WHAT YOU SHOULD DO: Below are records to transcribe exactly, without their pictures.

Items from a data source
-------------------------
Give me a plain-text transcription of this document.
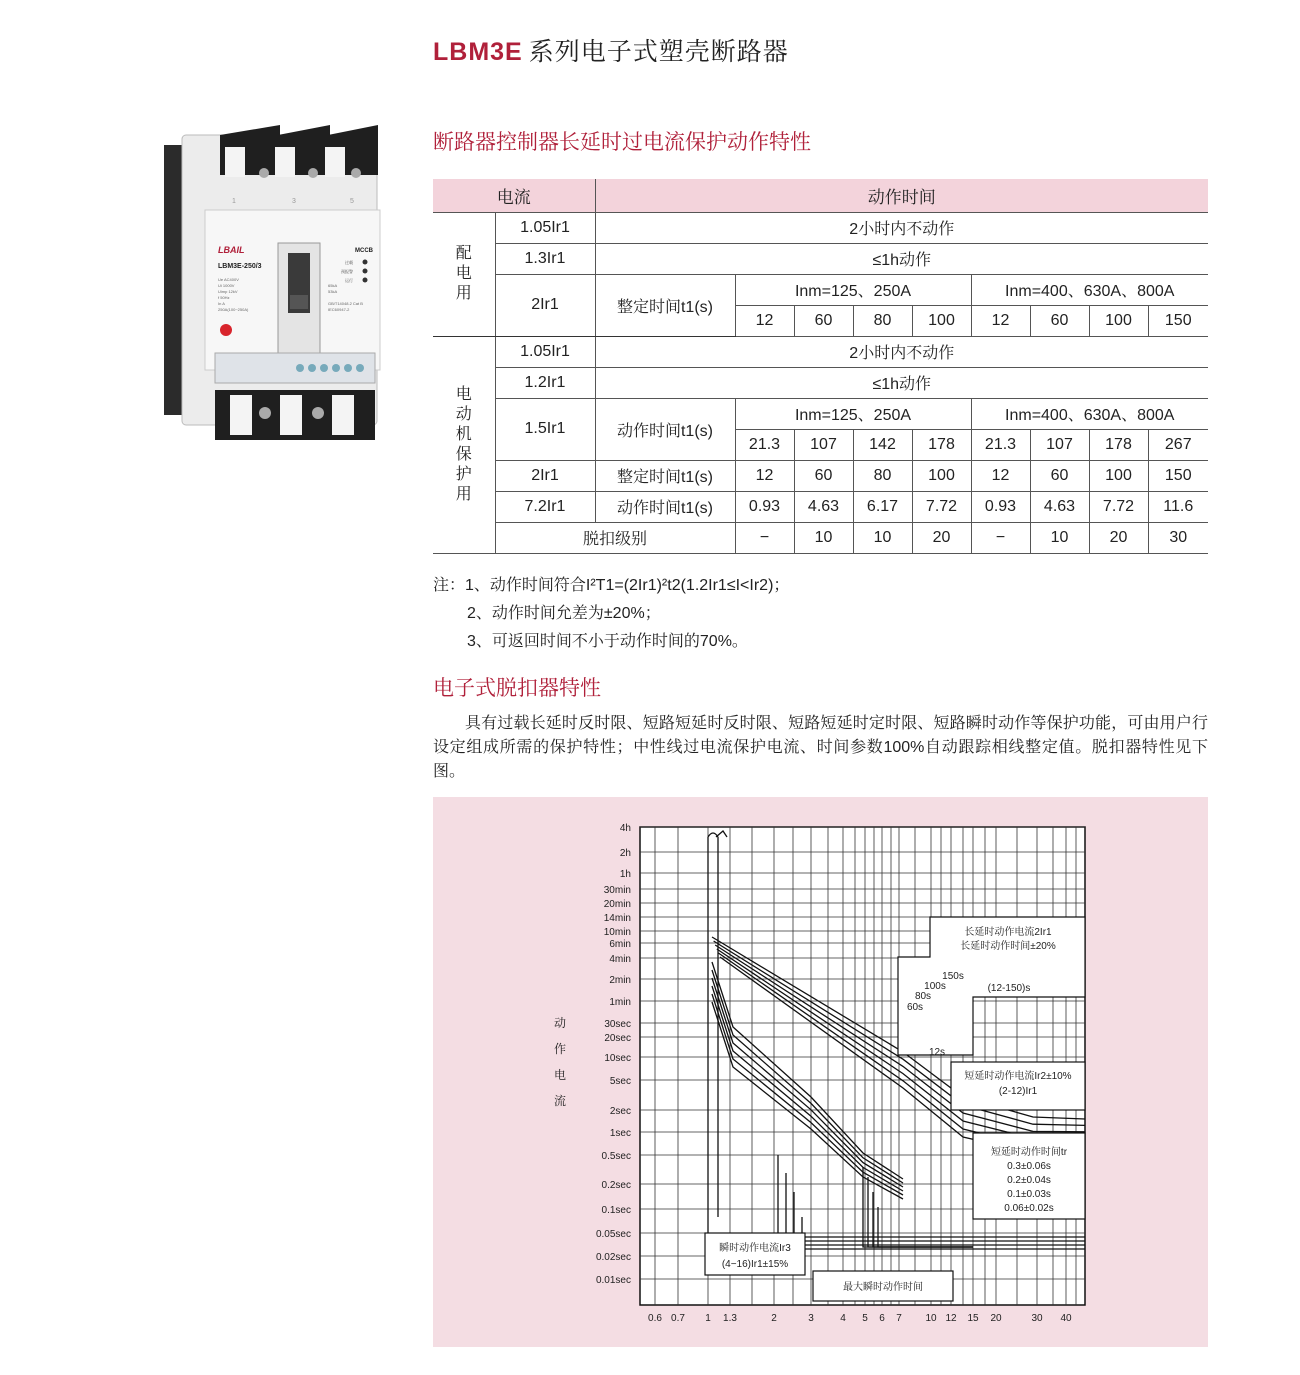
LBM3E 系列电子式塑壳断路器
1	3	5
LBAIL
LBM3E-250/3
Ue AC400V
Ui 1000V
Uimp 12kV
f 50Hz
In A
250A(100~250A)
65kA
53kA
GB/T14048.2 Cat B
IEC60947-2
MCCB
过载
预报警
运行
断路器控制器长延时过电流保护动作特性
电流		动作时间								

配电用	1.05Ir1	2小时内不动作								
	1.3Ir1	≤1h动作								
	2Ir1	整定时间t1(s)	Inm=125、250A				Inm=400、630A、800A			
			12	60	80	100	12	60	100	150

电动机保护用	1.05Ir1	2小时内不动作								
	1.2Ir1	≤1h动作								
	1.5Ir1	动作时间t1(s)	Inm=125、250A				Inm=400、630A、800A			
			21.3	107	142	178	21.3	107	178	267
	2Ir1	整定时间t1(s)	12	60	80	100	12	60	100	150
	7.2Ir1	动作时间t1(s)	0.93	4.63	6.17	7.72	0.93	4.63	7.72	11.6
	脱扣级别		−	10	10	20	−	10	20	30
注：1、动作时间符合I²T1=(2Ir1)²t2(1.2Ir1≤I<Ir2)；
2、动作时间允差为±20%；
3、可返回时间不小于动作时间的70%。
电子式脱扣器特性
具有过载长延时反时限、短路短延时反时限、短路短延时定时限、短路瞬时动作等保护功能，可由用户行设定组成所需的保护特性；中性线过电流保护电流、时间参数100%自动跟踪相线整定值。脱扣器特性见下图。
4h
2h
1h
30min
20min
14min
10min
6min
4min
2min
1min
30sec
20sec
10sec
5sec
2sec
1sec
0.5sec
0.2sec
0.1sec
0.05sec
0.02sec
0.01sec
0.6 0.7 1 1.3	2	3	4 5 6 7 10 12 15 20	30 40
动
作
电
流
长延时动作电流2Ir1
长延时动作时间±20%
150s
100s
80s
60s
(12-150)s
12s
短延时动作电流Ir2±10%
(2-12)Ir1
短延时动作时间tr
0.3±0.06s
0.2±0.04s
0.1±0.03s
0.06±0.02s
瞬时动作电流Ir3
(4−16)Ir1±15%
最大瞬时动作时间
-------------------------
FINISHED EXERCISE:
Give me a plain-text transcription of this document.
LBM3E 系列电子式塑壳断路器
1	3	5
LBAIL
LBM3E-250/3
Ue AC400V
Ui 1000V
Uimp 12kV
f 50Hz
In A
250A(100~250A)
65kA
53kA
GB/T14048.2 Cat B
IEC60947-2
MCCB
过载
预报警
运行
断路器控制器长延时过电流保护动作特性
电流		动作时间								

配电用	1.05Ir1	2小时内不动作								
	1.3Ir1	≤1h动作								
	2Ir1	整定时间t1(s)	Inm=125、250A				Inm=400、630A、800A			
			12	60	80	100	12	60	100	150

电动机保护用	1.05Ir1	2小时内不动作								
	1.2Ir1	≤1h动作								
	1.5Ir1	动作时间t1(s)	Inm=125、250A				Inm=400、630A、800A			
			21.3	107	142	178	21.3	107	178	267
	2Ir1	整定时间t1(s)	12	60	80	100	12	60	100	150
	7.2Ir1	动作时间t1(s)	0.93	4.63	6.17	7.72	0.93	4.63	7.72	11.6
	脱扣级别		−	10	10	20	−	10	20	30
注：1、动作时间符合I²T1=(2Ir1)²t2(1.2Ir1≤I<Ir2)；
2、动作时间允差为±20%；
3、可返回时间不小于动作时间的70%。
电子式脱扣器特性
具有过载长延时反时限、短路短延时反时限、短路短延时定时限、短路瞬时动作等保护功能，可由用户行设定组成所需的保护特性；中性线过电流保护电流、时间参数100%自动跟踪相线整定值。脱扣器特性见下图。
4h
2h
1h
30min
20min
14min
10min
6min
4min
2min
1min
30sec
20sec
10sec
5sec
2sec
1sec
0.5sec
0.2sec
0.1sec
0.05sec
0.02sec
0.01sec
0.6 0.7 1 1.3	2	3	4 5 6 7 10 12 15 20	30 40
动
作
电
流
长延时动作电流2Ir1
长延时动作时间±20%
150s
100s
80s
60s
(12-150)s
12s
短延时动作电流Ir2±10%
(2-12)Ir1
短延时动作时间tr
0.3±0.06s
0.2±0.04s
0.1±0.03s
0.06±0.02s
瞬时动作电流Ir3
(4−16)Ir1±15%
最大瞬时动作时间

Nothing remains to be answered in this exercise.